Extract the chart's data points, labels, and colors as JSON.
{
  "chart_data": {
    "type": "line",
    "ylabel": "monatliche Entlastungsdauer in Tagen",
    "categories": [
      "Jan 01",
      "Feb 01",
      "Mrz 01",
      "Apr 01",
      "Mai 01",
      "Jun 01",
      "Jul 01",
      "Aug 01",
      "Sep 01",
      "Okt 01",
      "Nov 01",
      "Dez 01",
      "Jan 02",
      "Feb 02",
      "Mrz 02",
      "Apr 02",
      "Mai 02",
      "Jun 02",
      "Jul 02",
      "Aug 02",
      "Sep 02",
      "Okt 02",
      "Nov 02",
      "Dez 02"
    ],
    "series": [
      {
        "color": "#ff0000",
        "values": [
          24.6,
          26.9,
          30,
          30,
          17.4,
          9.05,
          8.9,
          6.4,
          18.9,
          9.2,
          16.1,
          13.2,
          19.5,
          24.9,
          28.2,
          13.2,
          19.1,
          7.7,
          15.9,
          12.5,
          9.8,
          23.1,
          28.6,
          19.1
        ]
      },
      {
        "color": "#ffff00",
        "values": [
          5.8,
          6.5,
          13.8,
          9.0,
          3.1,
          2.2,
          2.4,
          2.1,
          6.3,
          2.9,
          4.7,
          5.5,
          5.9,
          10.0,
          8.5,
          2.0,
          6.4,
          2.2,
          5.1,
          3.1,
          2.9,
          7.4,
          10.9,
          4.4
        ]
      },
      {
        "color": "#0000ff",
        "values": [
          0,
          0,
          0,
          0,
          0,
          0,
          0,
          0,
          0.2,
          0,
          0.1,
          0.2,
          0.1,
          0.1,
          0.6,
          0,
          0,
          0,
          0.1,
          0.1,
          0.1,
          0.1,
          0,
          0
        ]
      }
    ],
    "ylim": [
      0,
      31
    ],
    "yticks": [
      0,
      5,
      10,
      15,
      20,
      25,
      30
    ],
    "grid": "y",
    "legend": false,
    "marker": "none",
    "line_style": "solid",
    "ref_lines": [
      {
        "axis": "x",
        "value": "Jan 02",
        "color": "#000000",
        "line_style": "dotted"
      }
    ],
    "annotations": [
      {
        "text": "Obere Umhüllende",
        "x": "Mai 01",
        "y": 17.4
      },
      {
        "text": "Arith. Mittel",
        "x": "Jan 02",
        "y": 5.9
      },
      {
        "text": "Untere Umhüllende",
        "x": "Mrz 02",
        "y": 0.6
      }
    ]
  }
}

OBJECTIVE
Gather up the lines that contain the word "text".

OUTPUT FOR THIS TASK
        "text": "Obere Umhüllende",
        "text": "Arith. Mittel",
        "text": "Untere Umhüllende",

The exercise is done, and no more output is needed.